The input
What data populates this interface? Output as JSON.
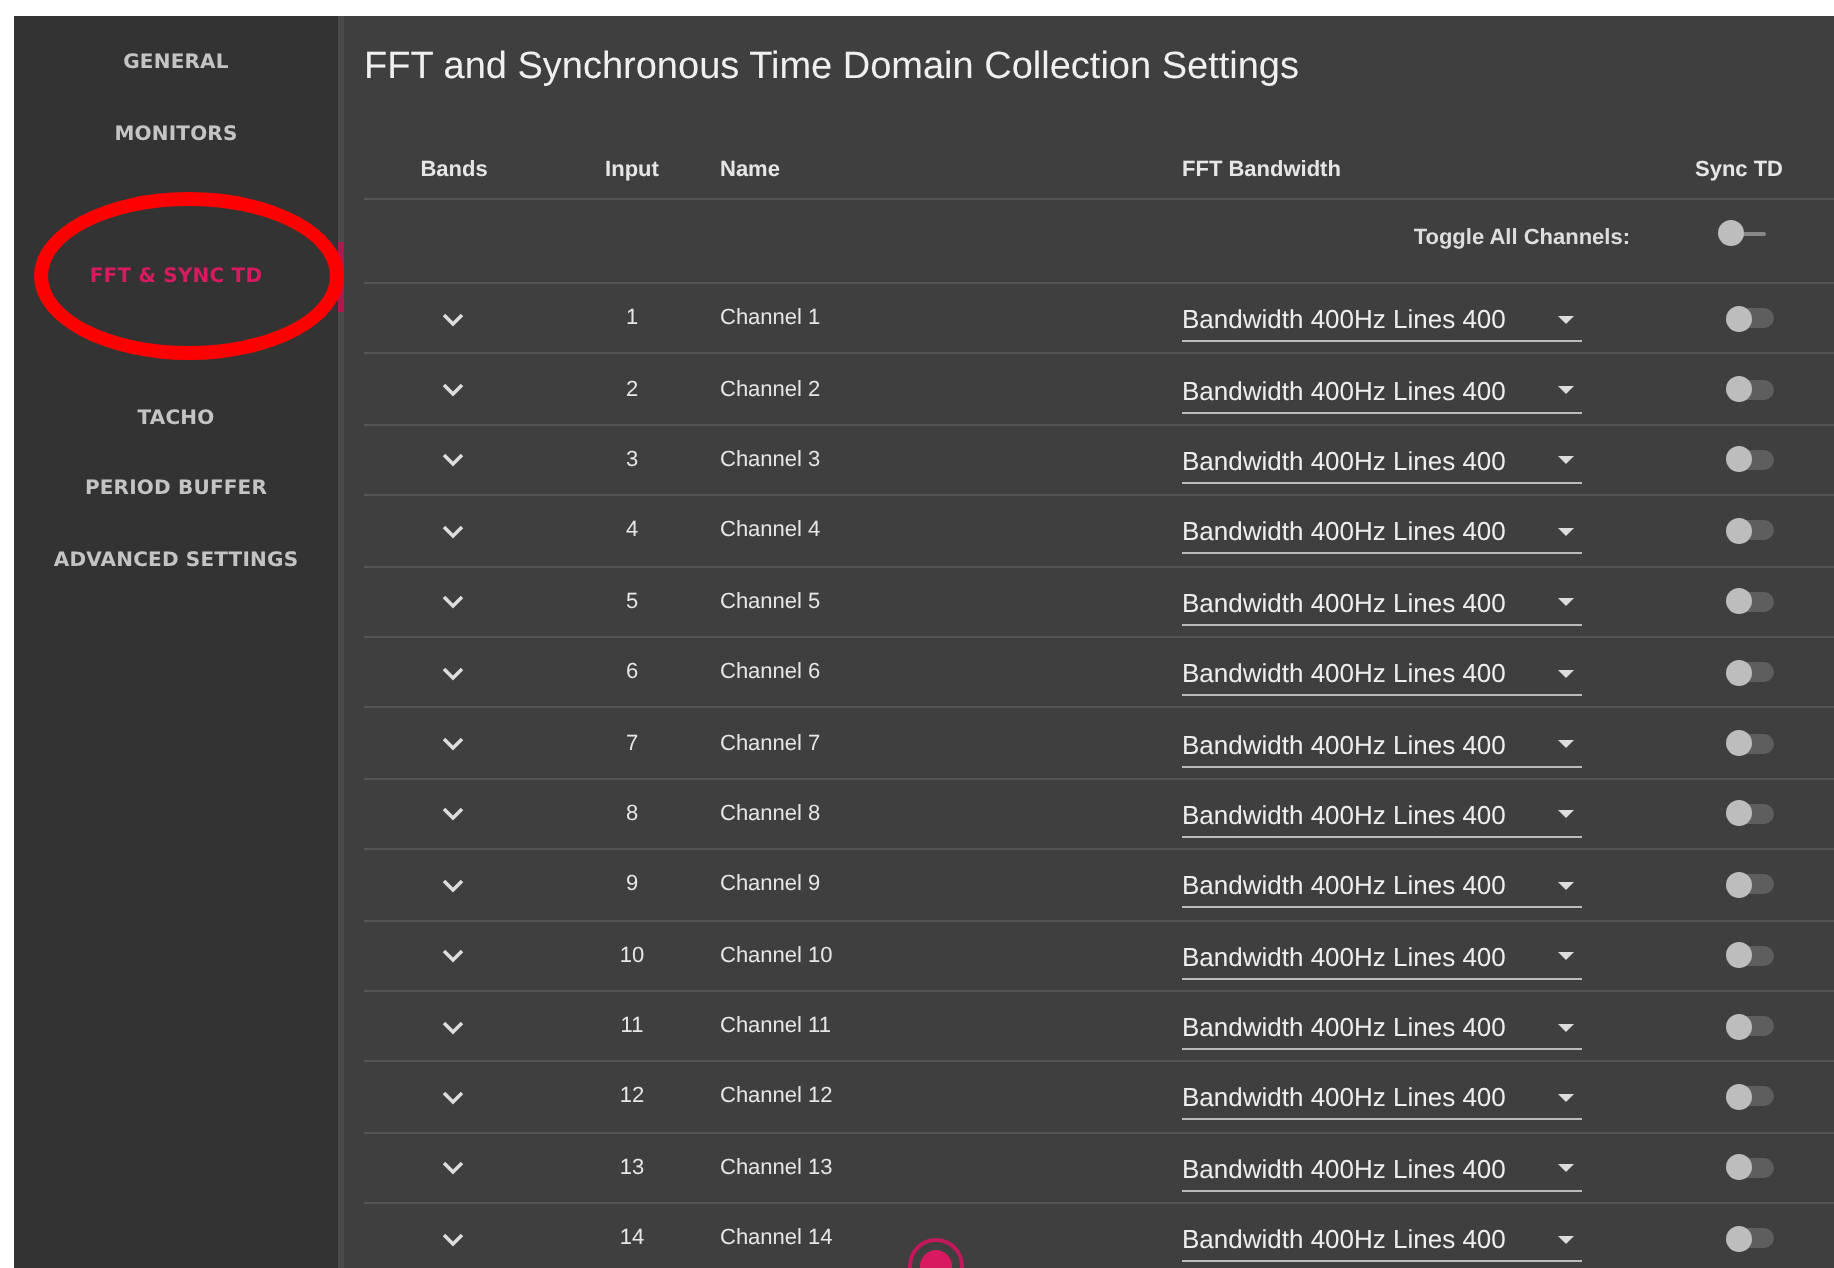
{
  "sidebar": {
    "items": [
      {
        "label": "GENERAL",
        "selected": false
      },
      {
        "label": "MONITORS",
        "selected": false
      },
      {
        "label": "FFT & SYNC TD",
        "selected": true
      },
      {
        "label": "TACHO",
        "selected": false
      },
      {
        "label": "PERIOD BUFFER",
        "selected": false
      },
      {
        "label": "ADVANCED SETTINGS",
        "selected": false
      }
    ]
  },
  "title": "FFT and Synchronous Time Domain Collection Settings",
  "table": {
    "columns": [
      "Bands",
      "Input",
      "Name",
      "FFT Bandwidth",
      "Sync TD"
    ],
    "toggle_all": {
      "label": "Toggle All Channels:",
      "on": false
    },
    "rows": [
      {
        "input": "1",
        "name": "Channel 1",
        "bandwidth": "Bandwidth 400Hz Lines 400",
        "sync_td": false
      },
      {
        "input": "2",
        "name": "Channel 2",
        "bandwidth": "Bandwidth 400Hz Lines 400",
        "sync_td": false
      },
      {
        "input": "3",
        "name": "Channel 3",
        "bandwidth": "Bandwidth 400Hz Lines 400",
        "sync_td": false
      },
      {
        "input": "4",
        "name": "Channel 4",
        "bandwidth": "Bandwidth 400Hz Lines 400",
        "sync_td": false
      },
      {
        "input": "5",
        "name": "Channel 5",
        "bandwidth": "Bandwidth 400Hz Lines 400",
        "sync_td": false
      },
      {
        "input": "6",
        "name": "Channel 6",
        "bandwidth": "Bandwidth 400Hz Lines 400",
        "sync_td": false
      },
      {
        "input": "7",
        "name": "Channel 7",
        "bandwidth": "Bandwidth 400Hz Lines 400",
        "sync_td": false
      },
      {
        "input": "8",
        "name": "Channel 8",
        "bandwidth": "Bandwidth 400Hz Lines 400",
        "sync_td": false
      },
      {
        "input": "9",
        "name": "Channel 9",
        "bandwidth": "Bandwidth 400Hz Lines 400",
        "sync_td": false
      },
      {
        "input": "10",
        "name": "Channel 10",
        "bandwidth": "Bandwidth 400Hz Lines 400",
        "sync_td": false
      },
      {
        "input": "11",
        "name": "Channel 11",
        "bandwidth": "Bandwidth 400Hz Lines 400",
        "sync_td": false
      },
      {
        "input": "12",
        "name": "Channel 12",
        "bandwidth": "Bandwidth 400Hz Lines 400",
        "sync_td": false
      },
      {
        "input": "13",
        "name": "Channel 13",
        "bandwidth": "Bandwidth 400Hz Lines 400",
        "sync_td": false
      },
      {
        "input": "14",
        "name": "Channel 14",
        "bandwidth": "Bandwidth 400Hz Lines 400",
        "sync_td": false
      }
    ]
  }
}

Short exercise
Quote every record above exactly, leaving out the pictures.

Answer to this problem
What data populates this interface? Output as JSON.
{
  "sidebar": {
    "items": [
      {
        "label": "GENERAL",
        "selected": false
      },
      {
        "label": "MONITORS",
        "selected": false
      },
      {
        "label": "FFT & SYNC TD",
        "selected": true
      },
      {
        "label": "TACHO",
        "selected": false
      },
      {
        "label": "PERIOD BUFFER",
        "selected": false
      },
      {
        "label": "ADVANCED SETTINGS",
        "selected": false
      }
    ]
  },
  "title": "FFT and Synchronous Time Domain Collection Settings",
  "table": {
    "columns": [
      "Bands",
      "Input",
      "Name",
      "FFT Bandwidth",
      "Sync TD"
    ],
    "toggle_all": {
      "label": "Toggle All Channels:",
      "on": false
    },
    "rows": [
      {
        "input": "1",
        "name": "Channel 1",
        "bandwidth": "Bandwidth 400Hz Lines 400",
        "sync_td": false
      },
      {
        "input": "2",
        "name": "Channel 2",
        "bandwidth": "Bandwidth 400Hz Lines 400",
        "sync_td": false
      },
      {
        "input": "3",
        "name": "Channel 3",
        "bandwidth": "Bandwidth 400Hz Lines 400",
        "sync_td": false
      },
      {
        "input": "4",
        "name": "Channel 4",
        "bandwidth": "Bandwidth 400Hz Lines 400",
        "sync_td": false
      },
      {
        "input": "5",
        "name": "Channel 5",
        "bandwidth": "Bandwidth 400Hz Lines 400",
        "sync_td": false
      },
      {
        "input": "6",
        "name": "Channel 6",
        "bandwidth": "Bandwidth 400Hz Lines 400",
        "sync_td": false
      },
      {
        "input": "7",
        "name": "Channel 7",
        "bandwidth": "Bandwidth 400Hz Lines 400",
        "sync_td": false
      },
      {
        "input": "8",
        "name": "Channel 8",
        "bandwidth": "Bandwidth 400Hz Lines 400",
        "sync_td": false
      },
      {
        "input": "9",
        "name": "Channel 9",
        "bandwidth": "Bandwidth 400Hz Lines 400",
        "sync_td": false
      },
      {
        "input": "10",
        "name": "Channel 10",
        "bandwidth": "Bandwidth 400Hz Lines 400",
        "sync_td": false
      },
      {
        "input": "11",
        "name": "Channel 11",
        "bandwidth": "Bandwidth 400Hz Lines 400",
        "sync_td": false
      },
      {
        "input": "12",
        "name": "Channel 12",
        "bandwidth": "Bandwidth 400Hz Lines 400",
        "sync_td": false
      },
      {
        "input": "13",
        "name": "Channel 13",
        "bandwidth": "Bandwidth 400Hz Lines 400",
        "sync_td": false
      },
      {
        "input": "14",
        "name": "Channel 14",
        "bandwidth": "Bandwidth 400Hz Lines 400",
        "sync_td": false
      }
    ]
  }
}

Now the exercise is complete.